>> Begin Task inputs
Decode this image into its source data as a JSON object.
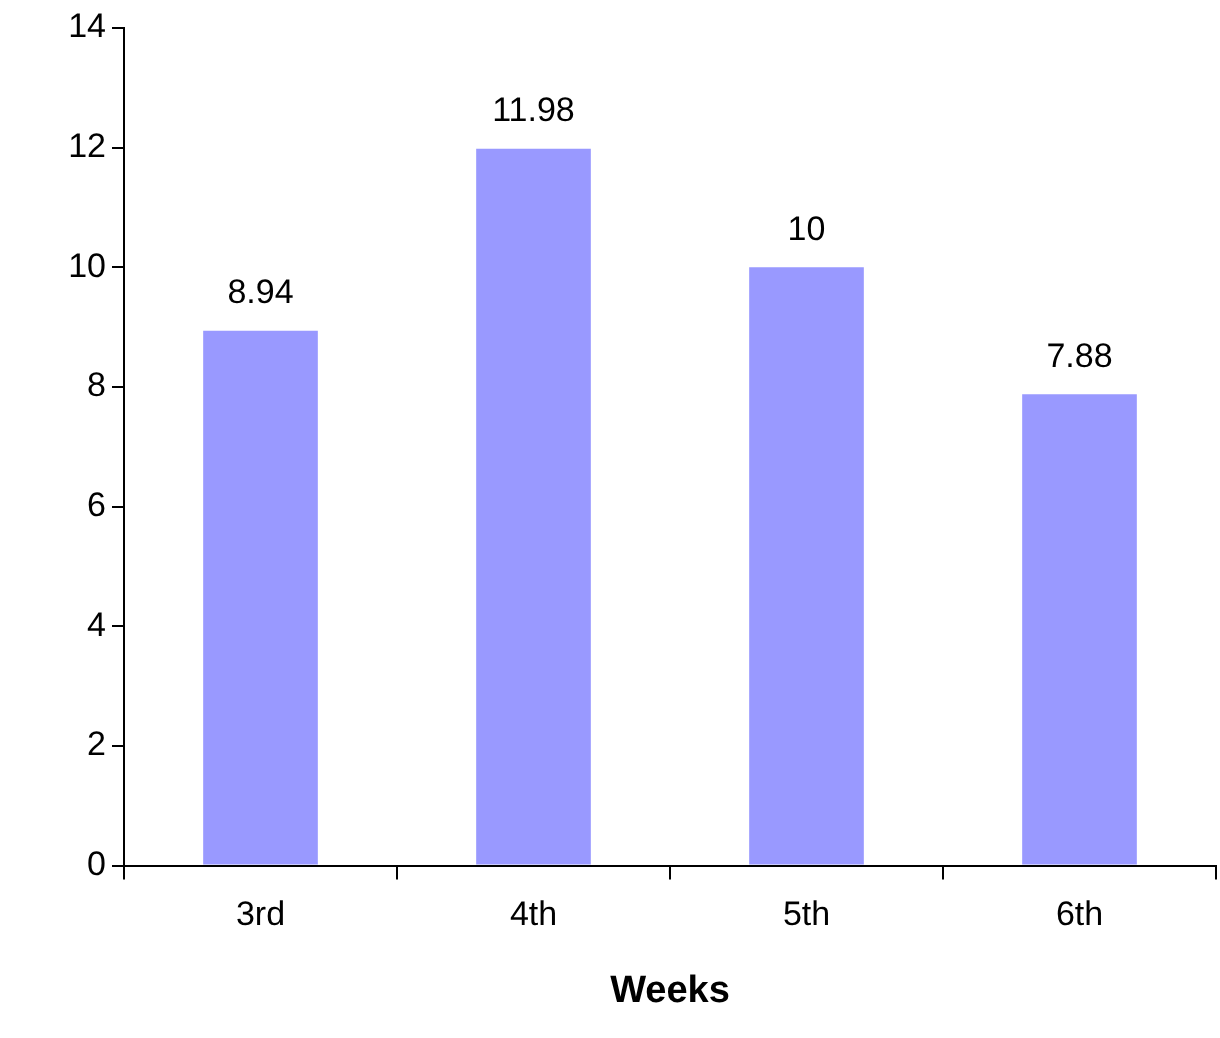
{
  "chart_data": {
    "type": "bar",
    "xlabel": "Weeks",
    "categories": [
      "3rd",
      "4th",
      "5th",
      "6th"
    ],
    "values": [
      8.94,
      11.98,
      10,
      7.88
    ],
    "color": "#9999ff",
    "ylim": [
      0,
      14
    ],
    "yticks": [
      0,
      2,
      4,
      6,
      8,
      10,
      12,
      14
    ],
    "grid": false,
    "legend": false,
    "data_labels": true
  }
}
>> End Task inputs
>> Begin Task inputs
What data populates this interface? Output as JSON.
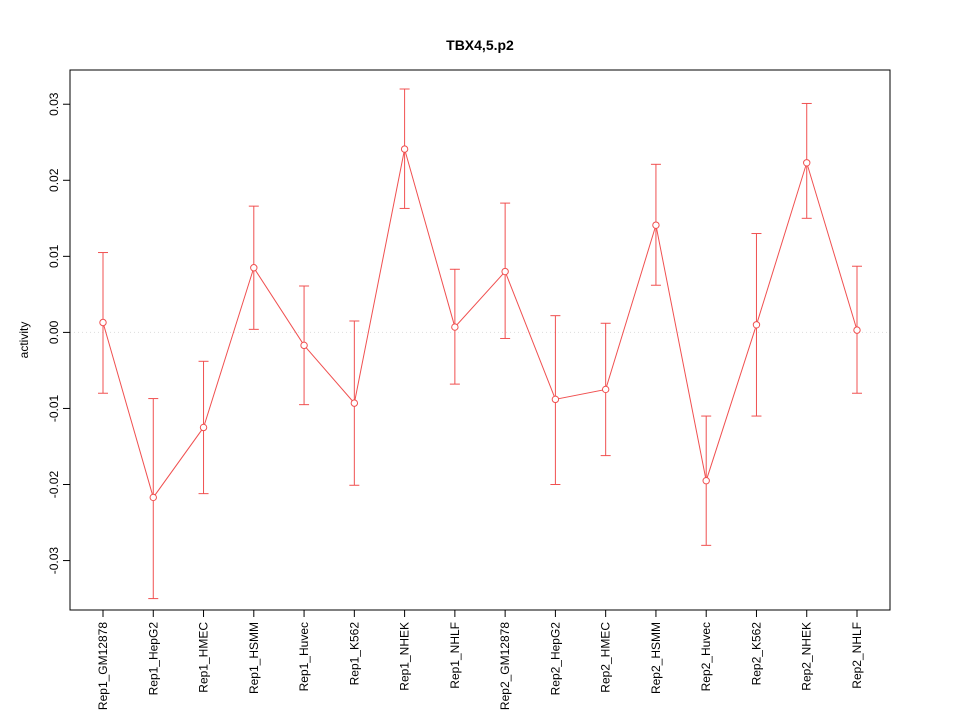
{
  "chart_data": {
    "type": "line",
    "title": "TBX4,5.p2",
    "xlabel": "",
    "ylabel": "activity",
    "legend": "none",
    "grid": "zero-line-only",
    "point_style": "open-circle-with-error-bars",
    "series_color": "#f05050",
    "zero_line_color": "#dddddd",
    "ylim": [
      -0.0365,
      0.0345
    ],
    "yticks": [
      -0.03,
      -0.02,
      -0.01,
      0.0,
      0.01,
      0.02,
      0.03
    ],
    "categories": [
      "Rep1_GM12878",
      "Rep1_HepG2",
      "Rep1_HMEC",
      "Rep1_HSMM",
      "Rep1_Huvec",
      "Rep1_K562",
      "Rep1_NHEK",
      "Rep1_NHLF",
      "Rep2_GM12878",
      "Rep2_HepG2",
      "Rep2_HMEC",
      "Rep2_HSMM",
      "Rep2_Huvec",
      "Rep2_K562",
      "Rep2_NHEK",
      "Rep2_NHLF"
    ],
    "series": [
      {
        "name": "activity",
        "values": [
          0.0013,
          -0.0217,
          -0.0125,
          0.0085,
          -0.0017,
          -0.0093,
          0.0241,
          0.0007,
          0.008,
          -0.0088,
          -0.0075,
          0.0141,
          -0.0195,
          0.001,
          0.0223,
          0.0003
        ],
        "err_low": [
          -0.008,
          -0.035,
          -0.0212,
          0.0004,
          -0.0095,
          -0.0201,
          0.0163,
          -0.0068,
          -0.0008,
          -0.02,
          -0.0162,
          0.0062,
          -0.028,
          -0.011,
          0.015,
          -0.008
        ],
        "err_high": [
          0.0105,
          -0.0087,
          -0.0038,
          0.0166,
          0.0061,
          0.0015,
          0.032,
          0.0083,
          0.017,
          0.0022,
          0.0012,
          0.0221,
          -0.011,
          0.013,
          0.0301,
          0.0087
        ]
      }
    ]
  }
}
>> End Task inputs
◆ What the exercise asks
Search the entries for the word "this", then gather every line that has it.

◆ Final answer
Decode this image into its source data as a JSON object.
What data populates this interface? Output as JSON.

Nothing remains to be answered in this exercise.